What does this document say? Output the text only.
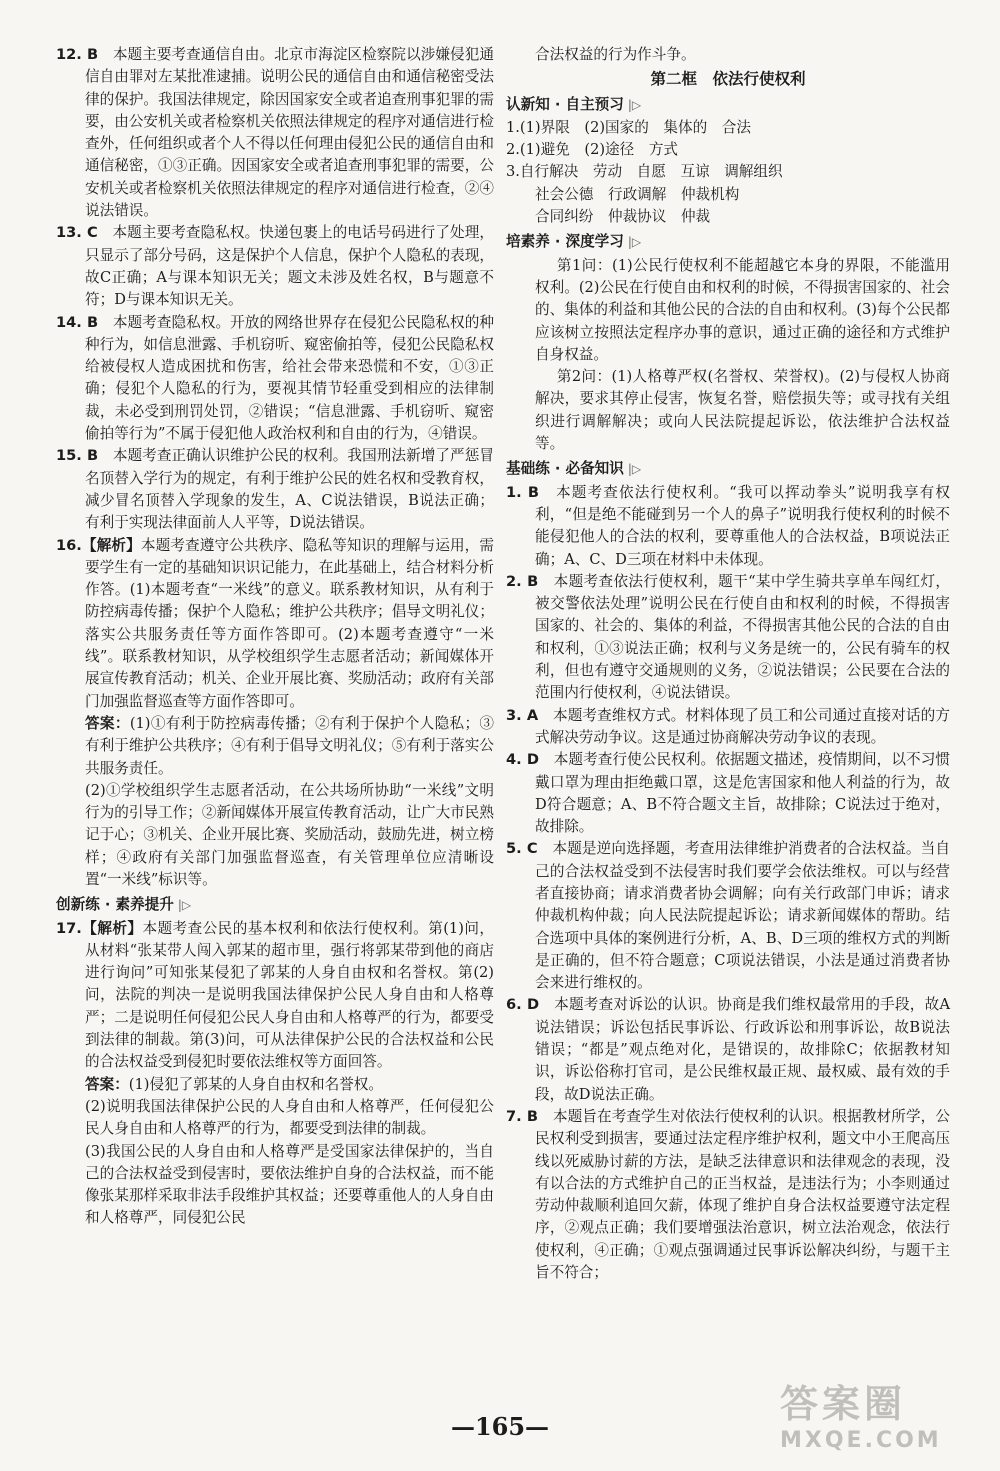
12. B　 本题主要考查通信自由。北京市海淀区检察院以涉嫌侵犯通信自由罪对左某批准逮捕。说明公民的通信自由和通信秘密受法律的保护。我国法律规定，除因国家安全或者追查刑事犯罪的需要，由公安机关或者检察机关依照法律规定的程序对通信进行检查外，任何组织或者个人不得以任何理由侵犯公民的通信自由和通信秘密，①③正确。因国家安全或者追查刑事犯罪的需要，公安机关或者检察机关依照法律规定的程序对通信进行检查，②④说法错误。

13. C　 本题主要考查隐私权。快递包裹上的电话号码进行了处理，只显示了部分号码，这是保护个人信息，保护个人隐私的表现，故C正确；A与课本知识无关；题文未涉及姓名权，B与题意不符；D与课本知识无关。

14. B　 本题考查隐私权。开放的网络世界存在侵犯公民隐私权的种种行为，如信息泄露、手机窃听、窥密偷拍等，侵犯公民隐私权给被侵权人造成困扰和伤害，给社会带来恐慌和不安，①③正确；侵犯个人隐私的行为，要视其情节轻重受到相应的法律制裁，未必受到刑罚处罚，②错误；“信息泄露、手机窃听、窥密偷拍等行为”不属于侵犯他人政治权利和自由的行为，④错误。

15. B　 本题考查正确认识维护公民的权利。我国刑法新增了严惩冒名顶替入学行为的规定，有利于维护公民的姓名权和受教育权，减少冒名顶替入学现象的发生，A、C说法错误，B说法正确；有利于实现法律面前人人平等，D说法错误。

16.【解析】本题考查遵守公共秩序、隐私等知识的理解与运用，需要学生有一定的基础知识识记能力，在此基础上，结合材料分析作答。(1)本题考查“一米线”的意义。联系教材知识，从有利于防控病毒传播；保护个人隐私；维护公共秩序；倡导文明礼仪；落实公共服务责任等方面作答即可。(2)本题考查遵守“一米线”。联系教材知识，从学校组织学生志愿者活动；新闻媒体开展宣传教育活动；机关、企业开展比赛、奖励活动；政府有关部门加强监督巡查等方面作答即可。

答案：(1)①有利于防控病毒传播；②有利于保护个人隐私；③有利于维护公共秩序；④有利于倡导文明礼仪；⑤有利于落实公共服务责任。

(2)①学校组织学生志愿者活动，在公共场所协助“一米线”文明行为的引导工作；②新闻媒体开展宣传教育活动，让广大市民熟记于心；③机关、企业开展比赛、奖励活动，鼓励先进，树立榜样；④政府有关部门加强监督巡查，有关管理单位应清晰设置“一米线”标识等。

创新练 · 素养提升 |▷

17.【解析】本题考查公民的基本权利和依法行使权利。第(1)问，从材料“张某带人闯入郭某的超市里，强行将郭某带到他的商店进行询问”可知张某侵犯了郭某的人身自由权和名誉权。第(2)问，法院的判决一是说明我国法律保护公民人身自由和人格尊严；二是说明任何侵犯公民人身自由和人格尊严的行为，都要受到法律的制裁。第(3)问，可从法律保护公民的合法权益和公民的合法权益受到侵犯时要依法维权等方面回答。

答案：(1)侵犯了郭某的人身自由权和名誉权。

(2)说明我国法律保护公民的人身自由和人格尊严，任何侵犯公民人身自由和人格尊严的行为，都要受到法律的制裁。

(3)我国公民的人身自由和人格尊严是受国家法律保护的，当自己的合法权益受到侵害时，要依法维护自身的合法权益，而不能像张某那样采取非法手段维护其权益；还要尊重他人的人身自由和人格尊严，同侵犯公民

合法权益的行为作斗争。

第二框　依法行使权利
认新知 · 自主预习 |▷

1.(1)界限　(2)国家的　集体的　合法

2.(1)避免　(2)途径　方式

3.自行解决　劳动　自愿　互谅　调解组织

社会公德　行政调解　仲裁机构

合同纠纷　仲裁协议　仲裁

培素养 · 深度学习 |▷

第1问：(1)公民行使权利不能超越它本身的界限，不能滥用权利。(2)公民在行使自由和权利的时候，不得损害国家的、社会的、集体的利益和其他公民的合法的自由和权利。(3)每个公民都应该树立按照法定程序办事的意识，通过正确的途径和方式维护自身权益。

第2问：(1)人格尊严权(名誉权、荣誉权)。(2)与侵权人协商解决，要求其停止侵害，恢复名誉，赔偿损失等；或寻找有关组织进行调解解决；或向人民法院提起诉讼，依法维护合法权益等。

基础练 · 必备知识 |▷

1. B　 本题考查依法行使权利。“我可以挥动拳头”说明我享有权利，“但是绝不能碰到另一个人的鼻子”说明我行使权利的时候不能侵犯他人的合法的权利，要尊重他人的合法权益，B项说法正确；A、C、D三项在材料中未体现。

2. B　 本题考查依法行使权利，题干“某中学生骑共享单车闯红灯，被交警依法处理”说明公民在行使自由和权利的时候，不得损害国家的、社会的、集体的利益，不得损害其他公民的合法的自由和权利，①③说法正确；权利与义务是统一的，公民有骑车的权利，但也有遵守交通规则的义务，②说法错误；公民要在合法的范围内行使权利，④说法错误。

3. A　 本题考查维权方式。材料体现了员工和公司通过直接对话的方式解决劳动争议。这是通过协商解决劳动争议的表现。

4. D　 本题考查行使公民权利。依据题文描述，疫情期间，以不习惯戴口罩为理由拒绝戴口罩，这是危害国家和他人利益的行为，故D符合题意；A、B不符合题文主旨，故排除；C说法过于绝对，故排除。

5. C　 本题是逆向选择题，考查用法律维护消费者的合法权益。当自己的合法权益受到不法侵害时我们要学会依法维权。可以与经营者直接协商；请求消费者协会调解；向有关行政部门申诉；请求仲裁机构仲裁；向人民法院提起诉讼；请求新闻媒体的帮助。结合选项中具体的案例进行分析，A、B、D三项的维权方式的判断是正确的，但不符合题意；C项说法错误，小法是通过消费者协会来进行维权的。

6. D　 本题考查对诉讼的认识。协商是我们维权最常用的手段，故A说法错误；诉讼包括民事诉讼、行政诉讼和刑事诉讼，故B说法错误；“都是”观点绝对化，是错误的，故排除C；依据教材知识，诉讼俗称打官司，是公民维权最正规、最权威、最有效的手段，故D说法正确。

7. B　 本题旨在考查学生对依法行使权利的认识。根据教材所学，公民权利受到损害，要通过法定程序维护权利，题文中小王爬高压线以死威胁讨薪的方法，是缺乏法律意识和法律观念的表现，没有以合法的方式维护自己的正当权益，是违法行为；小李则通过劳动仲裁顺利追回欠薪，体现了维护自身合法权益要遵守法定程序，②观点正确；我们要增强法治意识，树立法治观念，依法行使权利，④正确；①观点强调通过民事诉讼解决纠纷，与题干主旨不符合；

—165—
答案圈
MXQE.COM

-.-.-

**Objective:**
Show all lines from the listing above in which "本题考查依法行使权利" appears.

**Exercise answer:**
1. B　 本题考查依法行使权利。“我可以挥动拳头”说明我享有权利，“但是绝不能碰到另一个人的鼻子”说明我行使权利的时候不能侵犯他人的合法的权利，要尊重他人的合法权益，B项说法正确；A、C、D三项在材料中未体现。
2. B　 本题考查依法行使权利，题干“某中学生骑共享单车闯红灯，被交警依法处理”说明公民在行使自由和权利的时候，不得损害国家的、社会的、集体的利益，不得损害其他公民的合法的自由和权利，①③说法正确；权利与义务是统一的，公民有骑车的权利，但也有遵守交通规则的义务，②说法错误；公民要在合法的范围内行使权利，④说法错误。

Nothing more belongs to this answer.